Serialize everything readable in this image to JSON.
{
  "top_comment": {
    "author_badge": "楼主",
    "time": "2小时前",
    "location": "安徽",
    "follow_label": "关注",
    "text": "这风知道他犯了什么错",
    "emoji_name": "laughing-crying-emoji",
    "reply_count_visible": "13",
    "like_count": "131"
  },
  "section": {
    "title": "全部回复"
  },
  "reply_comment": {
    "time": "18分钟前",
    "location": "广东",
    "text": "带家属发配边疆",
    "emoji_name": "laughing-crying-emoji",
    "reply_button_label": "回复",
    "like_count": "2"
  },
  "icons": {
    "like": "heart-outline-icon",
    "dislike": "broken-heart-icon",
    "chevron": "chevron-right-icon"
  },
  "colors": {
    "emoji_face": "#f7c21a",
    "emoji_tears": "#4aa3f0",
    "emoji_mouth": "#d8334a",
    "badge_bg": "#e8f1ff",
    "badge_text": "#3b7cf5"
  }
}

→ **WHAT IS ASKED**
Give every line of the material again, exactly as it reads.

→ **RESULT FOR THIS EXERCISE**
Serialize everything readable in this image to JSON.
{
  "top_comment": {
    "author_badge": "楼主",
    "time": "2小时前",
    "location": "安徽",
    "follow_label": "关注",
    "text": "这风知道他犯了什么错",
    "emoji_name": "laughing-crying-emoji",
    "reply_count_visible": "13",
    "like_count": "131"
  },
  "section": {
    "title": "全部回复"
  },
  "reply_comment": {
    "time": "18分钟前",
    "location": "广东",
    "text": "带家属发配边疆",
    "emoji_name": "laughing-crying-emoji",
    "reply_button_label": "回复",
    "like_count": "2"
  },
  "icons": {
    "like": "heart-outline-icon",
    "dislike": "broken-heart-icon",
    "chevron": "chevron-right-icon"
  },
  "colors": {
    "emoji_face": "#f7c21a",
    "emoji_tears": "#4aa3f0",
    "emoji_mouth": "#d8334a",
    "badge_bg": "#e8f1ff",
    "badge_text": "#3b7cf5"
  }
}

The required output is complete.